— START OF Task inputs —

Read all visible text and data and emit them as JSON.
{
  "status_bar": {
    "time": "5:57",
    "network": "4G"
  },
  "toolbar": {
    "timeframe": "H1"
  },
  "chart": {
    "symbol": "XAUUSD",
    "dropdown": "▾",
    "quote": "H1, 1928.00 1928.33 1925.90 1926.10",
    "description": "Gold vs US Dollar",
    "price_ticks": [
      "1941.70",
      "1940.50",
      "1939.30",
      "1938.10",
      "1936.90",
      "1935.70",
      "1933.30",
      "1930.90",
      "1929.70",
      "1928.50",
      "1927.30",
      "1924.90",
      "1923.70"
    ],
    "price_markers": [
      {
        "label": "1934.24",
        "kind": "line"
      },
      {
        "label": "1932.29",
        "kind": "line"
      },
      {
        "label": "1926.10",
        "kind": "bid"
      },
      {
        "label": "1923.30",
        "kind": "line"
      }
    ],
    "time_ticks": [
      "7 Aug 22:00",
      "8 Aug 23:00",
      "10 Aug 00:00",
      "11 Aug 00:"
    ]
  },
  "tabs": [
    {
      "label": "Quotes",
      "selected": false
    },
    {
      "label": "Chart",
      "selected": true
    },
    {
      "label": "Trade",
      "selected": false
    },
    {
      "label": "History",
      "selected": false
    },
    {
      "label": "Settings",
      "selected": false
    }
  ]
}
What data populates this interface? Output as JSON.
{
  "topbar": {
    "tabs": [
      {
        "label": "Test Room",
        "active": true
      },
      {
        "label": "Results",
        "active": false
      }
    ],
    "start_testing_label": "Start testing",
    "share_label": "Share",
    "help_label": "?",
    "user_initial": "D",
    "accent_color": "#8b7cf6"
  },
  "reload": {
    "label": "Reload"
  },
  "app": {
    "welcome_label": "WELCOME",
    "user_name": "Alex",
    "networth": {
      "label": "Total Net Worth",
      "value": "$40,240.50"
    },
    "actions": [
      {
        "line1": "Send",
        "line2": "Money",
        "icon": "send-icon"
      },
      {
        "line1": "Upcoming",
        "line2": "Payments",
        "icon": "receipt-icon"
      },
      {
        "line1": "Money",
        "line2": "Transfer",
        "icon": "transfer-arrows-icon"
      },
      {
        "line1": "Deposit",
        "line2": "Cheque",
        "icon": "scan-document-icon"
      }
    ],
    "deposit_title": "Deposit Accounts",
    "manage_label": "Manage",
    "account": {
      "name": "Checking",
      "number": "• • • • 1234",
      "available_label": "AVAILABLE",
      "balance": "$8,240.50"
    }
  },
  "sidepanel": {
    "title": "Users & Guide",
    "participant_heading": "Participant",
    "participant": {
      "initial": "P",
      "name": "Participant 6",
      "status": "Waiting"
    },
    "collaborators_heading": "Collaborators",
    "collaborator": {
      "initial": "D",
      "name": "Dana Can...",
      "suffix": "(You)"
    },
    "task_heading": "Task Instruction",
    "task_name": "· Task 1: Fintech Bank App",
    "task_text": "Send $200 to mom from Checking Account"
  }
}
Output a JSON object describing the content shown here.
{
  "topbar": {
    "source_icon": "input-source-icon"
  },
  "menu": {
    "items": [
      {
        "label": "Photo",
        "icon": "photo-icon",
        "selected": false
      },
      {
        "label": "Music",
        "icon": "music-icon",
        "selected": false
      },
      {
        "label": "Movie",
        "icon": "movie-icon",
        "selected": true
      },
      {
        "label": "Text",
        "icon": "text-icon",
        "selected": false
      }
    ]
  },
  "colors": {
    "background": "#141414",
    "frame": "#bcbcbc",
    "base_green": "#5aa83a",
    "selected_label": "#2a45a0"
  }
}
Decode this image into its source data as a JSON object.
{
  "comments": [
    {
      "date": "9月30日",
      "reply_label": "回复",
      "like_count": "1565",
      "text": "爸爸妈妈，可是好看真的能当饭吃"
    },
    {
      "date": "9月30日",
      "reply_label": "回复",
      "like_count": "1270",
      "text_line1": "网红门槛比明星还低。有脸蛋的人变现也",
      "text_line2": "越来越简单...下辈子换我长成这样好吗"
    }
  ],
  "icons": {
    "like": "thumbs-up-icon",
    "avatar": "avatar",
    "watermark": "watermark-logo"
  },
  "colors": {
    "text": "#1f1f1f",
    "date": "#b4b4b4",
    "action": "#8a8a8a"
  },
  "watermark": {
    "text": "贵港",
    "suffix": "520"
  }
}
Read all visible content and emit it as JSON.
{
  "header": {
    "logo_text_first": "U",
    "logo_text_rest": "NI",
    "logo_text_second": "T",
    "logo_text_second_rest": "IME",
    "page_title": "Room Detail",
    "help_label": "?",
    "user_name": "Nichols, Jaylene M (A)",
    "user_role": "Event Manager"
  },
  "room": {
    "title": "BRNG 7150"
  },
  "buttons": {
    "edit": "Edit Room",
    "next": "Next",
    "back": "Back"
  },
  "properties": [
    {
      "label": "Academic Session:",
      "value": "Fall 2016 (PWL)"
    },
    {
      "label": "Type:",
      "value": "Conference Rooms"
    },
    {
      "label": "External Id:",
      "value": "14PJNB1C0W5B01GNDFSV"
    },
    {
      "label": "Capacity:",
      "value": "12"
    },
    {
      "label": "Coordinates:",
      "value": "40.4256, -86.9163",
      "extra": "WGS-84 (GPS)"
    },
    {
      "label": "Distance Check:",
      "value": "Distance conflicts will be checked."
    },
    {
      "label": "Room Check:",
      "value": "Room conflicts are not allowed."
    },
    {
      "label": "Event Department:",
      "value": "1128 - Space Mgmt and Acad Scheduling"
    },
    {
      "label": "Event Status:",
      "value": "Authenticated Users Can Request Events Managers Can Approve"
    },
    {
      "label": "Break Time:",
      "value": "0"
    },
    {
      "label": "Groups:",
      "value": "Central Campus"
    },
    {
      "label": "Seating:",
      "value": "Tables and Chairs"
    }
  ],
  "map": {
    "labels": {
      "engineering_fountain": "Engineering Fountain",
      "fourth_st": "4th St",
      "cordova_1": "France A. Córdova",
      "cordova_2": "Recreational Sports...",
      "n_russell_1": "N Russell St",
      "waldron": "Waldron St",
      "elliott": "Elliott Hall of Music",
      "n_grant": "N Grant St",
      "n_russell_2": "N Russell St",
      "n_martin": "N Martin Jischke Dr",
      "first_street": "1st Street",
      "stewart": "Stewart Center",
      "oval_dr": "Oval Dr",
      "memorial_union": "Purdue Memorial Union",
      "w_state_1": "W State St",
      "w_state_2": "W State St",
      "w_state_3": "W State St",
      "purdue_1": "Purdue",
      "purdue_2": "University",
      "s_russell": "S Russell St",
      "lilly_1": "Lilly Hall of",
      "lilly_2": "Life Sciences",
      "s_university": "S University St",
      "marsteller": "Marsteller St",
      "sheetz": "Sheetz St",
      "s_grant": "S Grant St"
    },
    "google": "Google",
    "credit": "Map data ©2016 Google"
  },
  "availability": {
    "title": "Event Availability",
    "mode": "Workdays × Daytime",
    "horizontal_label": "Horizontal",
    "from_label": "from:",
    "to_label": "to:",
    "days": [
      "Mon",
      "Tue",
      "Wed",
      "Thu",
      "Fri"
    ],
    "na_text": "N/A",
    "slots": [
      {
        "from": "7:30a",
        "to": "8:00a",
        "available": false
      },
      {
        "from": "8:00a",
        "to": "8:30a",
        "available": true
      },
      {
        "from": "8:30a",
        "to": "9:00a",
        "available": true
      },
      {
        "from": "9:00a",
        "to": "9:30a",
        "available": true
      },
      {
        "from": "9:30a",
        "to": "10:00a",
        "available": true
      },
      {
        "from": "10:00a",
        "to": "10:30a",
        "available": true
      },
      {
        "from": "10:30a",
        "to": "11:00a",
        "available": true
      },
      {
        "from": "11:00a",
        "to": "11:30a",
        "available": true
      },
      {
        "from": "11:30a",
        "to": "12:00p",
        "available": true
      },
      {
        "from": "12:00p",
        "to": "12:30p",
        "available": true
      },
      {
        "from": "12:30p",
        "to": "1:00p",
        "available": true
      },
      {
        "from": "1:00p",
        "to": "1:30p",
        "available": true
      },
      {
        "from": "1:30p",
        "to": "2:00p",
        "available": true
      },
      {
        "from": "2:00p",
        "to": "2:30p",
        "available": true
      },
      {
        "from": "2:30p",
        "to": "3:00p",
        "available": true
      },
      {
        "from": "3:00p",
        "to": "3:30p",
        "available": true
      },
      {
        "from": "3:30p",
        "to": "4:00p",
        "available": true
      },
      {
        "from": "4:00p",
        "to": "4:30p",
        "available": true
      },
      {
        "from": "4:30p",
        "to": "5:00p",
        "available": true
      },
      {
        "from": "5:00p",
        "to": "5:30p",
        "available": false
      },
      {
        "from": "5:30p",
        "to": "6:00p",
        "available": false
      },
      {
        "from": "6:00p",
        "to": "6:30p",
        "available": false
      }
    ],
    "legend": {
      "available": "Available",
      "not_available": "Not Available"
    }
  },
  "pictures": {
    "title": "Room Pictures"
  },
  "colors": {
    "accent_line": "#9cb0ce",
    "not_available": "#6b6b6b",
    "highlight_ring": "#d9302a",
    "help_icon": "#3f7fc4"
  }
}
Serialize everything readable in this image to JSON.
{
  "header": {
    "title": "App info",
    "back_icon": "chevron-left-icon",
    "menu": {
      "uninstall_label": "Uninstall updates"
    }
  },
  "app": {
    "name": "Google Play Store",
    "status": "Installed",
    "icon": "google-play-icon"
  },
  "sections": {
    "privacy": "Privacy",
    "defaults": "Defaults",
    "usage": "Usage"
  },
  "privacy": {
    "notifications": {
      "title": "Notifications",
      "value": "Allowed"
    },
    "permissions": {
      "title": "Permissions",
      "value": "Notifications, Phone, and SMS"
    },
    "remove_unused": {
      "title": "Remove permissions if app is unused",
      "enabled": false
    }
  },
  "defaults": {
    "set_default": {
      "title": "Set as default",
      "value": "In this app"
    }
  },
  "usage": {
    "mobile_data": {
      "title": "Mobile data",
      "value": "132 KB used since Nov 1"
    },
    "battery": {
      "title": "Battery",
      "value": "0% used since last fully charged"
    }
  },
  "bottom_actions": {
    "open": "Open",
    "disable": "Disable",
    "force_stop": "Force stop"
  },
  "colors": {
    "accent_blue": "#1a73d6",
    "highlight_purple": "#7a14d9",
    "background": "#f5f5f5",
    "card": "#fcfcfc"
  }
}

— END OF Task inputs —

> [Given instruction]: Give the number of lines in the entries that include the string "Checking", and nothing more.

> [Solved problem]: 2